┌────────

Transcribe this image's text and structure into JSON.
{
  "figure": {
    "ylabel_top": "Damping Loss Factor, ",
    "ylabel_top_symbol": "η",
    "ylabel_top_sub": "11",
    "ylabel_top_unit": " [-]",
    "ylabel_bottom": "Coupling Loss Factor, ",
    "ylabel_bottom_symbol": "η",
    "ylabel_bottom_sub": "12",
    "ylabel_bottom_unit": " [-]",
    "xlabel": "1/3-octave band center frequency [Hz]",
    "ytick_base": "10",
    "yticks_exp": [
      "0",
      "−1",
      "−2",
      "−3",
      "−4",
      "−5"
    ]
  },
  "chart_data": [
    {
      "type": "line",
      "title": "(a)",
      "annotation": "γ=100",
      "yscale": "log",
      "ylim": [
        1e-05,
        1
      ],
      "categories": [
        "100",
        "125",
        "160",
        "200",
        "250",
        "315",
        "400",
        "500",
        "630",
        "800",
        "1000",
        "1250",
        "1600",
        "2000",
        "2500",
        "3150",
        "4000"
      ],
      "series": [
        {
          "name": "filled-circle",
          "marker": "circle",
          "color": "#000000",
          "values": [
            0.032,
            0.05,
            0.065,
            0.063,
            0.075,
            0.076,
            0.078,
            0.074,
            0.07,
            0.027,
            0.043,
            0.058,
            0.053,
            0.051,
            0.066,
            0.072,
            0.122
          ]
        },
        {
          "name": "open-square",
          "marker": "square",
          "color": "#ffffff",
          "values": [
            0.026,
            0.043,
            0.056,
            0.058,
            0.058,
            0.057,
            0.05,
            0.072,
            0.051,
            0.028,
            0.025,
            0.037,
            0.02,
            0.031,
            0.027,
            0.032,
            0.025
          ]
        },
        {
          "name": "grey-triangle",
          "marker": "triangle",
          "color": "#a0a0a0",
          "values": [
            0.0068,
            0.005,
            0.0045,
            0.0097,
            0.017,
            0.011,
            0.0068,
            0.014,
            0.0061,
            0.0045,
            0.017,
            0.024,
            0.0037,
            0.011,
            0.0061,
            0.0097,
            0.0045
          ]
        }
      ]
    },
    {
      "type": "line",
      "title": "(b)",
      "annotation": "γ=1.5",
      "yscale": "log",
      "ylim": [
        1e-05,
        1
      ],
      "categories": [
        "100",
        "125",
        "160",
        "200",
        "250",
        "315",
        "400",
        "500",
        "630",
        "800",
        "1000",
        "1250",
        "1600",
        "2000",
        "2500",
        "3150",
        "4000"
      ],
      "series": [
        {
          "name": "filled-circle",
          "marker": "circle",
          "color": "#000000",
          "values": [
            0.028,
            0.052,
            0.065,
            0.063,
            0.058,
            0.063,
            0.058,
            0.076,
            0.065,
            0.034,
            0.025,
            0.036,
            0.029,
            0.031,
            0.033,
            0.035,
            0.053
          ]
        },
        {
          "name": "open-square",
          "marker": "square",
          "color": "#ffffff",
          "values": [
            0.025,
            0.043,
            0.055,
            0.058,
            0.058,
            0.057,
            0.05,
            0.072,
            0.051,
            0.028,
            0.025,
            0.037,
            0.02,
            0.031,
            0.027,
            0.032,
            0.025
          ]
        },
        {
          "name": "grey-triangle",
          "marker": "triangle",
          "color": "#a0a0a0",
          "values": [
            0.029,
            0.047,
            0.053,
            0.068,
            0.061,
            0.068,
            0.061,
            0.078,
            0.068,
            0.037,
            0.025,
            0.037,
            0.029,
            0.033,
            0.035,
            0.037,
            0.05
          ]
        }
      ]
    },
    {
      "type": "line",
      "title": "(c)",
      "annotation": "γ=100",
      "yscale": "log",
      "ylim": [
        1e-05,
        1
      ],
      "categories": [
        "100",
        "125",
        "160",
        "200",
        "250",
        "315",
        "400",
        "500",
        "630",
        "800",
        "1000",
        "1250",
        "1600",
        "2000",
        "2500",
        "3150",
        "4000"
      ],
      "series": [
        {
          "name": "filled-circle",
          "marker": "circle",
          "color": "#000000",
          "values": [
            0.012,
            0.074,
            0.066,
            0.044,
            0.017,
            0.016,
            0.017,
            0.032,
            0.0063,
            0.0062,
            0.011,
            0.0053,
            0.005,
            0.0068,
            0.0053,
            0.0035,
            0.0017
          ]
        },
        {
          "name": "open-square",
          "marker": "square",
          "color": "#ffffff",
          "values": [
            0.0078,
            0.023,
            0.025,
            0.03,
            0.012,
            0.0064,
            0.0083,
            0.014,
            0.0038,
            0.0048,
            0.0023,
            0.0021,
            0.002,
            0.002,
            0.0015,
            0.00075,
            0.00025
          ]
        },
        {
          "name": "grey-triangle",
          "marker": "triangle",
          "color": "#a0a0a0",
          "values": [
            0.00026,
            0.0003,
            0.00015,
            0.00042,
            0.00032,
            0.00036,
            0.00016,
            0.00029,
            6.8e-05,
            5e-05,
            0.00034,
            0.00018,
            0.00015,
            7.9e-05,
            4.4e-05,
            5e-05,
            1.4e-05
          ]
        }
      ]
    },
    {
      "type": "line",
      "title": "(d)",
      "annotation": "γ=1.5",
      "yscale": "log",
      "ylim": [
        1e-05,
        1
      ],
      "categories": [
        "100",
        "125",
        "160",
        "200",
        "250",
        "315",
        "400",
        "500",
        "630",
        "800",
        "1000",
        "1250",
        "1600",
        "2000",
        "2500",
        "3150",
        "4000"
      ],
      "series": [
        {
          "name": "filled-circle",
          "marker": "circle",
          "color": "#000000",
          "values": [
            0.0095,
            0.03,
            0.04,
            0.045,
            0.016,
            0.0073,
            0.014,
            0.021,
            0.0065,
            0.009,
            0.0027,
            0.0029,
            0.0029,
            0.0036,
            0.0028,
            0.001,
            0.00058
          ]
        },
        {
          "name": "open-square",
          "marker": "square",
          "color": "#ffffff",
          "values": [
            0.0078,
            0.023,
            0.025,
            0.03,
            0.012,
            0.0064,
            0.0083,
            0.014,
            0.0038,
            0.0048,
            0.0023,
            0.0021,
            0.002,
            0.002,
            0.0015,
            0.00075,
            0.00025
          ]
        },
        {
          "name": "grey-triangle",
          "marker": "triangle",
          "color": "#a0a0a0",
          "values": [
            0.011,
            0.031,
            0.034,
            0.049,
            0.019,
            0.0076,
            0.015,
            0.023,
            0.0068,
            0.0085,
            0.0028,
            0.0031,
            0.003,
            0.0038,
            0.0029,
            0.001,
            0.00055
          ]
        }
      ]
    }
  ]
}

└────────

What this task involves :: Every entry in the listing must be retyped exactly.

Written response ::
Transcribe this image's text and structure into JSON.
{
  "figure": {
    "ylabel_top": "Damping Loss Factor, ",
    "ylabel_top_symbol": "η",
    "ylabel_top_sub": "11",
    "ylabel_top_unit": " [-]",
    "ylabel_bottom": "Coupling Loss Factor, ",
    "ylabel_bottom_symbol": "η",
    "ylabel_bottom_sub": "12",
    "ylabel_bottom_unit": " [-]",
    "xlabel": "1/3-octave band center frequency [Hz]",
    "ytick_base": "10",
    "yticks_exp": [
      "0",
      "−1",
      "−2",
      "−3",
      "−4",
      "−5"
    ]
  },
  "chart_data": [
    {
      "type": "line",
      "title": "(a)",
      "annotation": "γ=100",
      "yscale": "log",
      "ylim": [
        1e-05,
        1
      ],
      "categories": [
        "100",
        "125",
        "160",
        "200",
        "250",
        "315",
        "400",
        "500",
        "630",
        "800",
        "1000",
        "1250",
        "1600",
        "2000",
        "2500",
        "3150",
        "4000"
      ],
      "series": [
        {
          "name": "filled-circle",
          "marker": "circle",
          "color": "#000000",
          "values": [
            0.032,
            0.05,
            0.065,
            0.063,
            0.075,
            0.076,
            0.078,
            0.074,
            0.07,
            0.027,
            0.043,
            0.058,
            0.053,
            0.051,
            0.066,
            0.072,
            0.122
          ]
        },
        {
          "name": "open-square",
          "marker": "square",
          "color": "#ffffff",
          "values": [
            0.026,
            0.043,
            0.056,
            0.058,
            0.058,
            0.057,
            0.05,
            0.072,
            0.051,
            0.028,
            0.025,
            0.037,
            0.02,
            0.031,
            0.027,
            0.032,
            0.025
          ]
        },
        {
          "name": "grey-triangle",
          "marker": "triangle",
          "color": "#a0a0a0",
          "values": [
            0.0068,
            0.005,
            0.0045,
            0.0097,
            0.017,
            0.011,
            0.0068,
            0.014,
            0.0061,
            0.0045,
            0.017,
            0.024,
            0.0037,
            0.011,
            0.0061,
            0.0097,
            0.0045
          ]
        }
      ]
    },
    {
      "type": "line",
      "title": "(b)",
      "annotation": "γ=1.5",
      "yscale": "log",
      "ylim": [
        1e-05,
        1
      ],
      "categories": [
        "100",
        "125",
        "160",
        "200",
        "250",
        "315",
        "400",
        "500",
        "630",
        "800",
        "1000",
        "1250",
        "1600",
        "2000",
        "2500",
        "3150",
        "4000"
      ],
      "series": [
        {
          "name": "filled-circle",
          "marker": "circle",
          "color": "#000000",
          "values": [
            0.028,
            0.052,
            0.065,
            0.063,
            0.058,
            0.063,
            0.058,
            0.076,
            0.065,
            0.034,
            0.025,
            0.036,
            0.029,
            0.031,
            0.033,
            0.035,
            0.053
          ]
        },
        {
          "name": "open-square",
          "marker": "square",
          "color": "#ffffff",
          "values": [
            0.025,
            0.043,
            0.055,
            0.058,
            0.058,
            0.057,
            0.05,
            0.072,
            0.051,
            0.028,
            0.025,
            0.037,
            0.02,
            0.031,
            0.027,
            0.032,
            0.025
          ]
        },
        {
          "name": "grey-triangle",
          "marker": "triangle",
          "color": "#a0a0a0",
          "values": [
            0.029,
            0.047,
            0.053,
            0.068,
            0.061,
            0.068,
            0.061,
            0.078,
            0.068,
            0.037,
            0.025,
            0.037,
            0.029,
            0.033,
            0.035,
            0.037,
            0.05
          ]
        }
      ]
    },
    {
      "type": "line",
      "title": "(c)",
      "annotation": "γ=100",
      "yscale": "log",
      "ylim": [
        1e-05,
        1
      ],
      "categories": [
        "100",
        "125",
        "160",
        "200",
        "250",
        "315",
        "400",
        "500",
        "630",
        "800",
        "1000",
        "1250",
        "1600",
        "2000",
        "2500",
        "3150",
        "4000"
      ],
      "series": [
        {
          "name": "filled-circle",
          "marker": "circle",
          "color": "#000000",
          "values": [
            0.012,
            0.074,
            0.066,
            0.044,
            0.017,
            0.016,
            0.017,
            0.032,
            0.0063,
            0.0062,
            0.011,
            0.0053,
            0.005,
            0.0068,
            0.0053,
            0.0035,
            0.0017
          ]
        },
        {
          "name": "open-square",
          "marker": "square",
          "color": "#ffffff",
          "values": [
            0.0078,
            0.023,
            0.025,
            0.03,
            0.012,
            0.0064,
            0.0083,
            0.014,
            0.0038,
            0.0048,
            0.0023,
            0.0021,
            0.002,
            0.002,
            0.0015,
            0.00075,
            0.00025
          ]
        },
        {
          "name": "grey-triangle",
          "marker": "triangle",
          "color": "#a0a0a0",
          "values": [
            0.00026,
            0.0003,
            0.00015,
            0.00042,
            0.00032,
            0.00036,
            0.00016,
            0.00029,
            6.8e-05,
            5e-05,
            0.00034,
            0.00018,
            0.00015,
            7.9e-05,
            4.4e-05,
            5e-05,
            1.4e-05
          ]
        }
      ]
    },
    {
      "type": "line",
      "title": "(d)",
      "annotation": "γ=1.5",
      "yscale": "log",
      "ylim": [
        1e-05,
        1
      ],
      "categories": [
        "100",
        "125",
        "160",
        "200",
        "250",
        "315",
        "400",
        "500",
        "630",
        "800",
        "1000",
        "1250",
        "1600",
        "2000",
        "2500",
        "3150",
        "4000"
      ],
      "series": [
        {
          "name": "filled-circle",
          "marker": "circle",
          "color": "#000000",
          "values": [
            0.0095,
            0.03,
            0.04,
            0.045,
            0.016,
            0.0073,
            0.014,
            0.021,
            0.0065,
            0.009,
            0.0027,
            0.0029,
            0.0029,
            0.0036,
            0.0028,
            0.001,
            0.00058
          ]
        },
        {
          "name": "open-square",
          "marker": "square",
          "color": "#ffffff",
          "values": [
            0.0078,
            0.023,
            0.025,
            0.03,
            0.012,
            0.0064,
            0.0083,
            0.014,
            0.0038,
            0.0048,
            0.0023,
            0.0021,
            0.002,
            0.002,
            0.0015,
            0.00075,
            0.00025
          ]
        },
        {
          "name": "grey-triangle",
          "marker": "triangle",
          "color": "#a0a0a0",
          "values": [
            0.011,
            0.031,
            0.034,
            0.049,
            0.019,
            0.0076,
            0.015,
            0.023,
            0.0068,
            0.0085,
            0.0028,
            0.0031,
            0.003,
            0.0038,
            0.0029,
            0.001,
            0.00055
          ]
        }
      ]
    }
  ]
}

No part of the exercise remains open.